Exercise description>
For the data below, report the number of lines that contain the string "name" and nothing else.

[Records from a dataset]
—————

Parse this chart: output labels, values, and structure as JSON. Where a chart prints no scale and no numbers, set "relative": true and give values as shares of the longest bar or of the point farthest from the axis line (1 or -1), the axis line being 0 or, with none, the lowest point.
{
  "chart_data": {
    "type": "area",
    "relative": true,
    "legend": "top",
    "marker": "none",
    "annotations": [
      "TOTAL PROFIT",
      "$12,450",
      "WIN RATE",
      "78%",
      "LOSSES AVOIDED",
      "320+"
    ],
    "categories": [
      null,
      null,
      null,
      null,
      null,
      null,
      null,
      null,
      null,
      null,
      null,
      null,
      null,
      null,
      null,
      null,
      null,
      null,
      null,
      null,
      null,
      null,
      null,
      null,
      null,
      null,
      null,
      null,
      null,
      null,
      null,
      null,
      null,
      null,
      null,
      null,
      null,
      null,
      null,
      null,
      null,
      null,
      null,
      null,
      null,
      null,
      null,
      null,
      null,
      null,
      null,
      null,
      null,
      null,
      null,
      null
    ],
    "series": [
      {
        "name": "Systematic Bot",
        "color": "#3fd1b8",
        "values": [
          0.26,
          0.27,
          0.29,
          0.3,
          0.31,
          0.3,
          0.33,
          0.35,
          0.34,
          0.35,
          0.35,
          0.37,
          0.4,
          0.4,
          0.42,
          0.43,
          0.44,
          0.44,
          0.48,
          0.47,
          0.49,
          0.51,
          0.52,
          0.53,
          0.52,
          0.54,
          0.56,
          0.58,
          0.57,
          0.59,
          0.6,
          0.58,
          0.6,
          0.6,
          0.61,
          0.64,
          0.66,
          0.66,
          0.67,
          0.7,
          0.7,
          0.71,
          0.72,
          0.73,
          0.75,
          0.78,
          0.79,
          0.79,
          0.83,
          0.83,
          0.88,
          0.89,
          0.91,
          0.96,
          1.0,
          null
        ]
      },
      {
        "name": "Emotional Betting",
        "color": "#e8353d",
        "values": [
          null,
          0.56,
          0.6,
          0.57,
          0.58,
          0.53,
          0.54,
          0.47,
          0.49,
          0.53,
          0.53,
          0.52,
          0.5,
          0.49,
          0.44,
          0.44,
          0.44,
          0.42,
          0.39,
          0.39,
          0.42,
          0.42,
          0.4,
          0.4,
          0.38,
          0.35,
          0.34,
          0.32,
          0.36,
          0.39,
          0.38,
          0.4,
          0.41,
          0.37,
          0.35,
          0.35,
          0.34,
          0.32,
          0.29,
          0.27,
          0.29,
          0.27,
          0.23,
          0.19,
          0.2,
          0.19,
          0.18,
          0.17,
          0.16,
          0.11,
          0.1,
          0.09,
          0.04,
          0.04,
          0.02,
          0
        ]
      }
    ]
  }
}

—————

Worked solution>
2